Passage cité:

Les quatre formules historiques 

Autrement dit, l’institution de paix durables, par des Accords ou des Traités de paix, relève presque de l’anomalie dans l’histoire des relations internationales : la réconciliation franco-allemande, par le biais de l’intégration des souverainetés européennes, peut être considérée comme un succès phénoménal depuis 80 ans, mais il s’agit d’un cas exceptionnel sans doute peu reproductible sur le reste de la planète. Différentes formules ont d’ailleurs été tentées dans l’Histoire pour imposer, assurer, maintenir la paix, sans avoir jamais réussi à supprimer la guerre des relations entre les nations. 

La plus ancienne est la paix par l’empire, autrement dit la sacralisation du droit du plus fort. C’est le système le plus vieux du monde, de César à Charles Quint, d’Alexandre à Napoléon, de l’empire britannique à l’empire soviétique. A la suite de guerres de conquêtes, la puissance dominante impose ses règles et son droit sur les territoires soumis. Quelques révoltes et rébellions agitent parfois la stabilité de l’ensemble, mais l’usage de la force permet à celui-ci de se révéler relativement durable : cinq siècles pour l’empire romain, cinquante ans pour l’empire austro-hongrois, un siècle pour l’empire britannique, dix ans seulement pour l’empire napoléonien. 

La seconde formule est la paix par l’équilibre des forces. Les différentes puissances s’abstiennent ou initient des agressions contre leurs voisins en fonction de ce qu’elles pensent être leur infériorité ou leur supériorité militaire par rapport aux autres. Lors du Congrès de Vienne de septembre 1815, après la chute de Napoléon, les grandes puissances de l’époque s’entendent pour qu’aucun État ne soit plus en mesure de contrôler, voire de conquérir les autres. Mais la notion d’équilibre est instable par essence, car les rapports de force ne se calculent jamais avec exactitude, et parce que les volontés de puissance peuvent l’emporter sur tout autre considération. C’est la raison pour laquelle l’invention de l’équilibre nucléaire marquera un tournant décisif par rapport à la fragilité des rapports de forces conventionnelles. 

La paix par la technologie est une invention de la fin de la Seconde Guerre mondiale. L’arme nucléaire représenta en effet une révolution copernicienne dans la notion d’équilibre : alors que celui-ci demeure toujours incertain quand il s’agit d’armes classiques, car un État est toujours tenté de croire qu’il peut l’emporter sur les autres, l’équilibre nucléaire se révèle en effet intouchable. Aucun État ne prend le risque d’attaquer l’autre, tant le risque d’une montée aux extrêmes nucléaires, autrement dit d’une destruction apocalyptique de la planète, est réel : la dissuasion nucléaire interdit donc la guerre entre les pays possesseurs de telles armes.

Vos tâches:
1 - Résumez en deux phrases le texte sur les formules de paix.
2 - Poursuivez le texte sur les formules de paix à partir de sa dernière phrase.

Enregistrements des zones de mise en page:
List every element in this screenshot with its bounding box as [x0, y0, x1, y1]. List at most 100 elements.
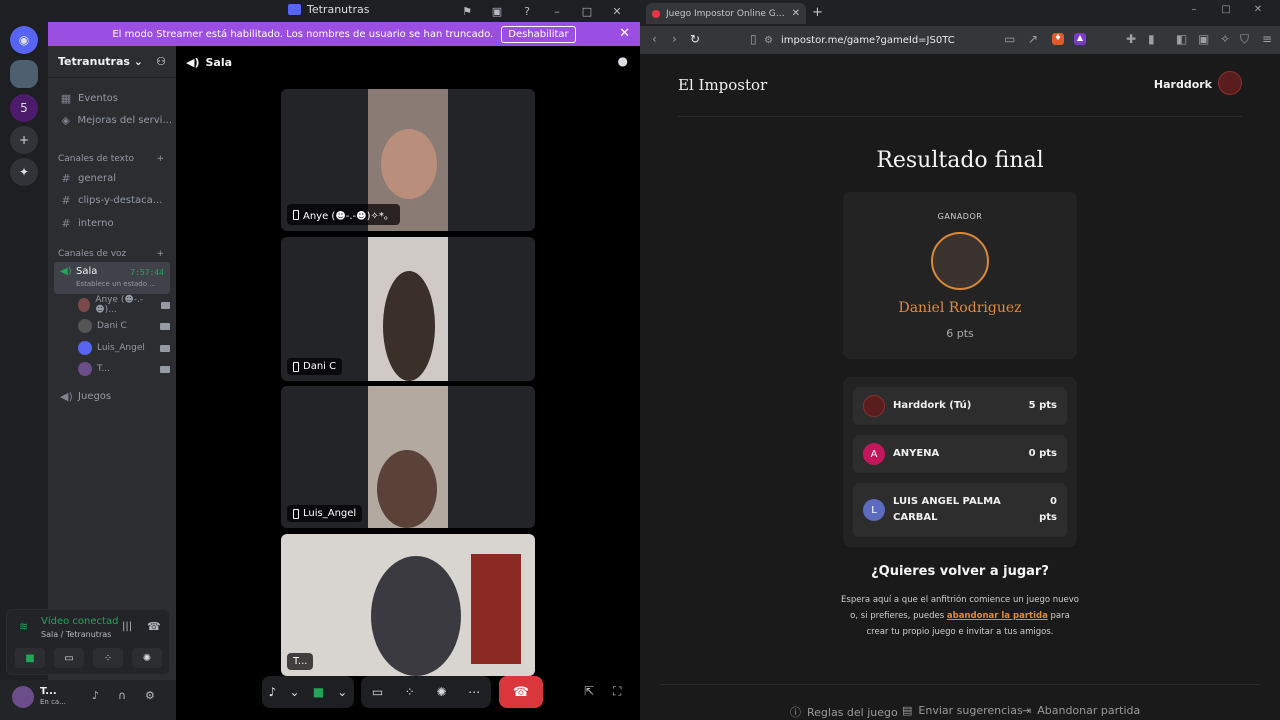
- voice-user[interactable]: Anye (☻-.-☻)...: [78, 295, 170, 315]
- add-member-icon[interactable]: ⚇: [156, 55, 166, 68]
- favicon-icon: [652, 9, 660, 18]
- soundboard-icon[interactable]: ✺: [436, 685, 446, 699]
- avatar[interactable]: [1218, 71, 1242, 95]
- footer-leave[interactable]: ⇥ Abandonar partida: [1022, 704, 1140, 717]
- video-tile[interactable]: Luis_Angel: [281, 386, 535, 528]
- text-category[interactable]: Canales de texto +: [58, 154, 164, 164]
- rewards-icon[interactable]: ▲: [1074, 33, 1086, 45]
- hash-icon: #: [61, 216, 71, 230]
- footer-feedback[interactable]: ▤ Enviar sugerencias: [902, 704, 1023, 717]
- channel-general[interactable]: # general: [54, 168, 172, 188]
- site-title[interactable]: El Impostor: [678, 76, 767, 94]
- minimize-button[interactable]: –: [542, 2, 572, 20]
- server-header[interactable]: Tetranutras ⌄ ⚇: [48, 46, 176, 78]
- menu-icon[interactable]: ≡: [1262, 32, 1272, 46]
- video-button[interactable]: ■: [15, 648, 45, 668]
- participant-image: [381, 129, 437, 199]
- abandon-link[interactable]: abandonar la partida: [947, 611, 1048, 621]
- new-tab-icon[interactable]: +: [812, 5, 823, 20]
- help-icon[interactable]: ?: [512, 2, 542, 20]
- close-tab-icon[interactable]: ✕: [792, 8, 800, 19]
- reload-icon[interactable]: ↻: [690, 32, 700, 46]
- server-icon[interactable]: 5: [10, 94, 38, 122]
- video-tile[interactable]: Dani C: [281, 237, 535, 381]
- chat-icon[interactable]: ●: [618, 54, 628, 68]
- address-bar[interactable]: ⚙ impostor.me/game?gameId=JS0TC: [764, 30, 1064, 50]
- disconnect-button[interactable]: ☎: [499, 676, 543, 708]
- chevron-down-icon[interactable]: ⌄: [337, 685, 347, 699]
- close-button[interactable]: ✕: [1242, 4, 1274, 15]
- cast-icon[interactable]: ▭: [1004, 32, 1015, 46]
- winner-card: GANADOR Daniel Rodriguez 6 pts: [843, 192, 1077, 359]
- browser-toolbar: ‹ › ↻ ▯ ⚙ impostor.me/game?gameId=JS0TC …: [640, 26, 1280, 54]
- inbox-icon[interactable]: ⚑: [452, 2, 482, 20]
- close-button[interactable]: ✕: [602, 2, 632, 20]
- soundboard-button[interactable]: ✺: [132, 648, 162, 668]
- noise-suppression-icon[interactable]: |||: [122, 621, 132, 632]
- url-text[interactable]: impostor.me/game?gameId=JS0TC: [781, 35, 955, 46]
- add-channel-icon[interactable]: +: [156, 154, 164, 164]
- site-info-icon[interactable]: ⚙: [764, 35, 773, 46]
- microphone-icon[interactable]: ♪: [269, 685, 277, 699]
- discord-home-icon[interactable]: ◉: [10, 26, 38, 54]
- footer-rules[interactable]: ⓘ Reglas del juego: [790, 704, 898, 720]
- video-tile[interactable]: T...: [281, 534, 535, 676]
- wallet-icon[interactable]: ▣: [1198, 32, 1209, 46]
- window-title: Tetranutras: [288, 3, 369, 16]
- disable-streamer-button[interactable]: Deshabilitar: [501, 25, 576, 43]
- camera-icon[interactable]: ■: [313, 685, 324, 699]
- activities-button[interactable]: ⁘: [93, 648, 123, 668]
- add-server-icon[interactable]: +: [10, 126, 38, 154]
- extensions-icon[interactable]: ✚: [1126, 32, 1136, 46]
- voice-category[interactable]: Canales de voz +: [58, 249, 164, 259]
- shield-icon[interactable]: ♦: [1052, 33, 1064, 45]
- screen-share-button[interactable]: ▭: [54, 648, 84, 668]
- panel-icon[interactable]: ◧: [1176, 32, 1187, 46]
- activities-icon[interactable]: ⁘: [405, 685, 415, 699]
- add-channel-icon[interactable]: +: [156, 249, 164, 259]
- camera-icon: [160, 344, 170, 352]
- close-banner-icon[interactable]: ✕: [619, 26, 630, 41]
- server-tetranutras-icon[interactable]: [10, 60, 38, 88]
- discover-icon[interactable]: ✦: [10, 158, 38, 186]
- forward-icon[interactable]: ›: [672, 32, 677, 46]
- voice-status[interactable]: Establece un estado ...: [76, 280, 160, 288]
- vpn-icon[interactable]: ⛉: [1240, 32, 1249, 47]
- share-icon[interactable]: ↗: [1028, 32, 1038, 46]
- voice-location[interactable]: Sala / Tetranutras: [41, 630, 111, 639]
- site-username[interactable]: Harddork: [1154, 78, 1212, 91]
- microphone-icon[interactable]: ♪: [92, 689, 99, 702]
- fullscreen-icon[interactable]: ⛶: [613, 684, 621, 699]
- avatar: [78, 298, 91, 312]
- tab-impostor[interactable]: Juego Impostor Online Gratis - J ✕: [646, 3, 806, 24]
- voice-user[interactable]: Luis_Angel: [78, 338, 170, 358]
- player-points: 0 pts: [1039, 496, 1057, 523]
- voice-channel-sala[interactable]: ◀) Sala 7:57:44 Establece un estado ...: [54, 262, 170, 294]
- disconnect-icon[interactable]: ☎: [147, 620, 161, 633]
- channel-clips[interactable]: # clips-y-destaca...: [54, 190, 172, 210]
- popout-icon[interactable]: ⇱: [584, 684, 594, 698]
- nav-boosts[interactable]: ◈ Mejoras del servi...: [54, 110, 172, 130]
- maximize-button[interactable]: □: [572, 2, 602, 20]
- signal-icon[interactable]: ≋: [19, 620, 28, 633]
- maximize-button[interactable]: □: [1210, 4, 1242, 15]
- avatar[interactable]: [12, 686, 34, 708]
- bookmark-icon[interactable]: ▯: [750, 32, 757, 46]
- voice-user[interactable]: Dani C: [78, 316, 170, 336]
- channel-interno[interactable]: # interno: [54, 213, 172, 233]
- back-icon[interactable]: ‹: [652, 32, 657, 46]
- more-icon[interactable]: ⋯: [468, 685, 480, 699]
- screen-share-icon[interactable]: ▭: [372, 685, 383, 699]
- chevron-down-icon[interactable]: ⌄: [289, 685, 299, 699]
- sidebar-icon[interactable]: ▮: [1148, 32, 1155, 46]
- settings-gear-icon[interactable]: ⚙: [145, 689, 155, 702]
- leo-icon[interactable]: ✧: [1220, 32, 1230, 46]
- nav-events[interactable]: ▦ Eventos: [54, 88, 172, 108]
- video-tile[interactable]: Anye (☻-.-☻)✧*。: [281, 89, 535, 231]
- voice-user[interactable]: T...: [78, 359, 170, 379]
- channel-juegos[interactable]: ◀) Juegos: [54, 386, 172, 406]
- minimize-button[interactable]: –: [1178, 4, 1210, 15]
- camera-icon: [160, 322, 170, 330]
- pip-icon[interactable]: ▣: [482, 2, 512, 20]
- headphones-icon[interactable]: ∩: [118, 689, 126, 702]
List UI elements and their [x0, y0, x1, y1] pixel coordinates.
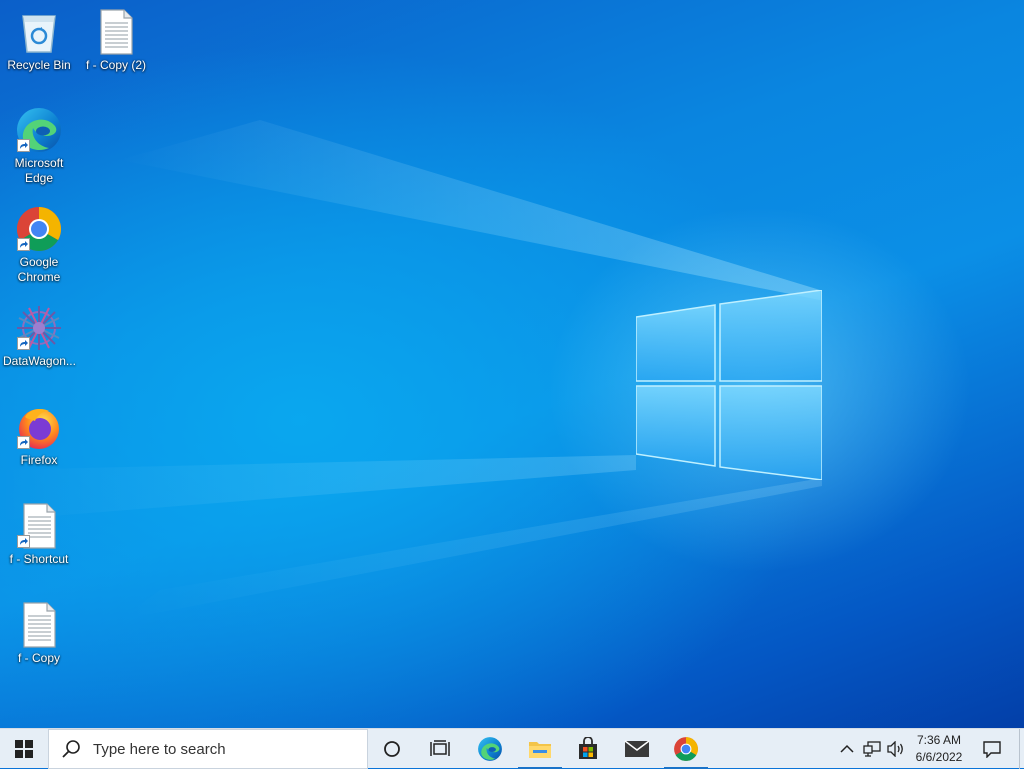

Réponses à l'exercice:
1 - Le texte sur les formules de paix explique que des paix durables sont presque une anomalie dans l'histoire, la réconciliation franco-allemande restant un cas exceptionnel, et que plusieurs formules ont été tentées sans jamais supprimer la guerre. Il décrit la paix par l'empire, où la puissance dominante impose son droit, puis la paix par l'équilibre des forces, instable par nature, et enfin la paix par la technologie, où la dissuasion nucléaire interdit la guerre entre les pays qui possèdent ces armes.

2 -
Enfin, le XXe siècle a permis d’inventer la sécurité collective, autrement dit la paix par la collaboration de tous avec tous. Il aura fallu pour cela deux guerres mondiales et plus de 40 millions de morts. La sécurité collective repose sur le principe selon lequel la sécurité d’un État est l'affaire de tous les autres et que tous, par conséquent, doivent répondre collectivement aux atteintes et aux menaces d'atteinte à la paix contre l’un d’entre eux. La première tentative, la Société des Nations (SDN), créée en 1919 lors du traité de Versailles et portée par le président des États-Unis, Woodrow Wilson, échoua. L’idéal de sécurité collective s’incarna de nouveau, après la Seconde Guerre mondiale, dans la création de l’Organisation des Nations Unies le 26 juin 1945. Ce système a parfaitement fonctionné en 1991, lors de l’invasion du Koweït par l’Irak : une coalition de 35 États, commandés par les États-Unis, avec l’assentiment de la Russie et de la Chine, a conduit une opération militaire pour obliger Saddam Hussein à libérer le Koweït. Mais la sécurité collective est le plus souvent empêchée d’agir : presque systématiquement, l’une des cinq puissances membres permanents du Conseil met son veto à un projet de résolution. 

Et les peuples dans tout ça ? 

Ces différentes formules connurent chacune leurs succès et leurs échecs retentissants. Mais une ligne commune les réunit : la mise entre parenthèses systématique des peuples concernés. Peut-on faire la paix sans les peuples, au-dessus des peuples, voire contre les peuples ? Au vu de l’Histoire, la réponse est oui.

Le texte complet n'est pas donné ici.